**Your objective**
Repeat back every line of the data, exactly.

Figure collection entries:
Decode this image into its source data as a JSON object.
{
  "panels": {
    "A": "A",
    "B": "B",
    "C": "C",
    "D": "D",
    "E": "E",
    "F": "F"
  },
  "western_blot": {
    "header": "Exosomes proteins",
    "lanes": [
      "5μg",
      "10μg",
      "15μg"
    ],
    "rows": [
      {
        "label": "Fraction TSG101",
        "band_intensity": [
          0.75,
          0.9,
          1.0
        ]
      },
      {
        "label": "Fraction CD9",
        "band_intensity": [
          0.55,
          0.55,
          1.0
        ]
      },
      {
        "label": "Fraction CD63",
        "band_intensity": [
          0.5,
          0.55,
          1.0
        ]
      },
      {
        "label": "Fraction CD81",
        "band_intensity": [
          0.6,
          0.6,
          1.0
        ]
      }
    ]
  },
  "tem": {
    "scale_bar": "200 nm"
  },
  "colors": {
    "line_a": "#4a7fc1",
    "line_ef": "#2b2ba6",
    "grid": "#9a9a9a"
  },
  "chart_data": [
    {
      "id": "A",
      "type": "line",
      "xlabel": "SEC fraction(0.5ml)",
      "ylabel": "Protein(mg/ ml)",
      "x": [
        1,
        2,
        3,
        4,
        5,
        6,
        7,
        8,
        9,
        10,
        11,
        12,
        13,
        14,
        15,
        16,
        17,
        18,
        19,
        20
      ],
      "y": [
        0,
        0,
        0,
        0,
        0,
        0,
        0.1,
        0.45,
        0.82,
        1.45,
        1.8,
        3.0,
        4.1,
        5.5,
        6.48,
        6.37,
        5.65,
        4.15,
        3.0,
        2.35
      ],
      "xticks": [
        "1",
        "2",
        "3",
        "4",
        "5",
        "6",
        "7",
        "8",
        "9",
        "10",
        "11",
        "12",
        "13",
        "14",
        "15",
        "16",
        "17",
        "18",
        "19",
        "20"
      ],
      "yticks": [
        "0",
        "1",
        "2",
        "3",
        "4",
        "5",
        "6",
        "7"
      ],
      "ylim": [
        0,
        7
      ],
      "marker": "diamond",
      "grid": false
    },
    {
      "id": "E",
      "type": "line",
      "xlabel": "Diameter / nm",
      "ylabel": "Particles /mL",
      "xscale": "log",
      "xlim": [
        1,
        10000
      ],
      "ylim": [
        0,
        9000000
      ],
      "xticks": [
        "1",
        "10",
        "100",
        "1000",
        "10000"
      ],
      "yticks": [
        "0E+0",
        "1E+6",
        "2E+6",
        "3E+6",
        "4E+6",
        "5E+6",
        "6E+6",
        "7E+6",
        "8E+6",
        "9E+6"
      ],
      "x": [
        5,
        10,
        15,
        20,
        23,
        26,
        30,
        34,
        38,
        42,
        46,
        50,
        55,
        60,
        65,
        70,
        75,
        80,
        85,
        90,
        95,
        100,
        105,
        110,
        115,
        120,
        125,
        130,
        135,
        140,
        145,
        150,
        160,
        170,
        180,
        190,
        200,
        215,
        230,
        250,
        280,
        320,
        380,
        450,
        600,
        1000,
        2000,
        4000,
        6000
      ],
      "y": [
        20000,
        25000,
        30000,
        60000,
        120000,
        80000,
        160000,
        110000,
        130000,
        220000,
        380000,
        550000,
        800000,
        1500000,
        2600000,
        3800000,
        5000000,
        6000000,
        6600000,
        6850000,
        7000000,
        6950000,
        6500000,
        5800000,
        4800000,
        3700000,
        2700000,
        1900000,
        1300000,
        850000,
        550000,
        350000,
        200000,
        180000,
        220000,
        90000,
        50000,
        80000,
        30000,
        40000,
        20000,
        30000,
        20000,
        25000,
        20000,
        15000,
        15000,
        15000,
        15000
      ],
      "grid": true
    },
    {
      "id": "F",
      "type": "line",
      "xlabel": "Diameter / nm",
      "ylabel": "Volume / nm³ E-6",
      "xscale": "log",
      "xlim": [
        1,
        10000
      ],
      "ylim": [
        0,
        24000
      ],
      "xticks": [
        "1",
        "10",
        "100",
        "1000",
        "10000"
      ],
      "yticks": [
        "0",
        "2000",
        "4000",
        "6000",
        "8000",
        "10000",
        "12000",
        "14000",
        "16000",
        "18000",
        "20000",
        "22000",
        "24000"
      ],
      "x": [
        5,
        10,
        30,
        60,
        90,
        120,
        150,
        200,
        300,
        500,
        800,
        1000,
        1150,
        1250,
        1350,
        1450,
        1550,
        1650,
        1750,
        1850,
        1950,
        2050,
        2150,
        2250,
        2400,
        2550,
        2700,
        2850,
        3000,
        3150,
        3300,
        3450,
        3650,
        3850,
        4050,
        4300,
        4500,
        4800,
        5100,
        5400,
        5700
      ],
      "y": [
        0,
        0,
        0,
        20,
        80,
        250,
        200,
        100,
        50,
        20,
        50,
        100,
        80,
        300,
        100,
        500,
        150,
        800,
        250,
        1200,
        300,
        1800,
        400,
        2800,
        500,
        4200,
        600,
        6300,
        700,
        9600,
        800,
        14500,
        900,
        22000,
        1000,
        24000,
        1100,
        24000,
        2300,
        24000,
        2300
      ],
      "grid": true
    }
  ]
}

**Answer to this task**
Decode this image into its source data as a JSON object.
{
  "panels": {
    "A": "A",
    "B": "B",
    "C": "C",
    "D": "D",
    "E": "E",
    "F": "F"
  },
  "western_blot": {
    "header": "Exosomes proteins",
    "lanes": [
      "5μg",
      "10μg",
      "15μg"
    ],
    "rows": [
      {
        "label": "Fraction TSG101",
        "band_intensity": [
          0.75,
          0.9,
          1.0
        ]
      },
      {
        "label": "Fraction CD9",
        "band_intensity": [
          0.55,
          0.55,
          1.0
        ]
      },
      {
        "label": "Fraction CD63",
        "band_intensity": [
          0.5,
          0.55,
          1.0
        ]
      },
      {
        "label": "Fraction CD81",
        "band_intensity": [
          0.6,
          0.6,
          1.0
        ]
      }
    ]
  },
  "tem": {
    "scale_bar": "200 nm"
  },
  "colors": {
    "line_a": "#4a7fc1",
    "line_ef": "#2b2ba6",
    "grid": "#9a9a9a"
  },
  "chart_data": [
    {
      "id": "A",
      "type": "line",
      "xlabel": "SEC fraction(0.5ml)",
      "ylabel": "Protein(mg/ ml)",
      "x": [
        1,
        2,
        3,
        4,
        5,
        6,
        7,
        8,
        9,
        10,
        11,
        12,
        13,
        14,
        15,
        16,
        17,
        18,
        19,
        20
      ],
      "y": [
        0,
        0,
        0,
        0,
        0,
        0,
        0.1,
        0.45,
        0.82,
        1.45,
        1.8,
        3.0,
        4.1,
        5.5,
        6.48,
        6.37,
        5.65,
        4.15,
        3.0,
        2.35
      ],
      "xticks": [
        "1",
        "2",
        "3",
        "4",
        "5",
        "6",
        "7",
        "8",
        "9",
        "10",
        "11",
        "12",
        "13",
        "14",
        "15",
        "16",
        "17",
        "18",
        "19",
        "20"
      ],
      "yticks": [
        "0",
        "1",
        "2",
        "3",
        "4",
        "5",
        "6",
        "7"
      ],
      "ylim": [
        0,
        7
      ],
      "marker": "diamond",
      "grid": false
    },
    {
      "id": "E",
      "type": "line",
      "xlabel": "Diameter / nm",
      "ylabel": "Particles /mL",
      "xscale": "log",
      "xlim": [
        1,
        10000
      ],
      "ylim": [
        0,
        9000000
      ],
      "xticks": [
        "1",
        "10",
        "100",
        "1000",
        "10000"
      ],
      "yticks": [
        "0E+0",
        "1E+6",
        "2E+6",
        "3E+6",
        "4E+6",
        "5E+6",
        "6E+6",
        "7E+6",
        "8E+6",
        "9E+6"
      ],
      "x": [
        5,
        10,
        15,
        20,
        23,
        26,
        30,
        34,
        38,
        42,
        46,
        50,
        55,
        60,
        65,
        70,
        75,
        80,
        85,
        90,
        95,
        100,
        105,
        110,
        115,
        120,
        125,
        130,
        135,
        140,
        145,
        150,
        160,
        170,
        180,
        190,
        200,
        215,
        230,
        250,
        280,
        320,
        380,
        450,
        600,
        1000,
        2000,
        4000,
        6000
      ],
      "y": [
        20000,
        25000,
        30000,
        60000,
        120000,
        80000,
        160000,
        110000,
        130000,
        220000,
        380000,
        550000,
        800000,
        1500000,
        2600000,
        3800000,
        5000000,
        6000000,
        6600000,
        6850000,
        7000000,
        6950000,
        6500000,
        5800000,
        4800000,
        3700000,
        2700000,
        1900000,
        1300000,
        850000,
        550000,
        350000,
        200000,
        180000,
        220000,
        90000,
        50000,
        80000,
        30000,
        40000,
        20000,
        30000,
        20000,
        25000,
        20000,
        15000,
        15000,
        15000,
        15000
      ],
      "grid": true
    },
    {
      "id": "F",
      "type": "line",
      "xlabel": "Diameter / nm",
      "ylabel": "Volume / nm³ E-6",
      "xscale": "log",
      "xlim": [
        1,
        10000
      ],
      "ylim": [
        0,
        24000
      ],
      "xticks": [
        "1",
        "10",
        "100",
        "1000",
        "10000"
      ],
      "yticks": [
        "0",
        "2000",
        "4000",
        "6000",
        "8000",
        "10000",
        "12000",
        "14000",
        "16000",
        "18000",
        "20000",
        "22000",
        "24000"
      ],
      "x": [
        5,
        10,
        30,
        60,
        90,
        120,
        150,
        200,
        300,
        500,
        800,
        1000,
        1150,
        1250,
        1350,
        1450,
        1550,
        1650,
        1750,
        1850,
        1950,
        2050,
        2150,
        2250,
        2400,
        2550,
        2700,
        2850,
        3000,
        3150,
        3300,
        3450,
        3650,
        3850,
        4050,
        4300,
        4500,
        4800,
        5100,
        5400,
        5700
      ],
      "y": [
        0,
        0,
        0,
        20,
        80,
        250,
        200,
        100,
        50,
        20,
        50,
        100,
        80,
        300,
        100,
        500,
        150,
        800,
        250,
        1200,
        300,
        1800,
        400,
        2800,
        500,
        4200,
        600,
        6300,
        700,
        9600,
        800,
        14500,
        900,
        22000,
        1000,
        24000,
        1100,
        24000,
        2300,
        24000,
        2300
      ],
      "grid": true
    }
  ]
}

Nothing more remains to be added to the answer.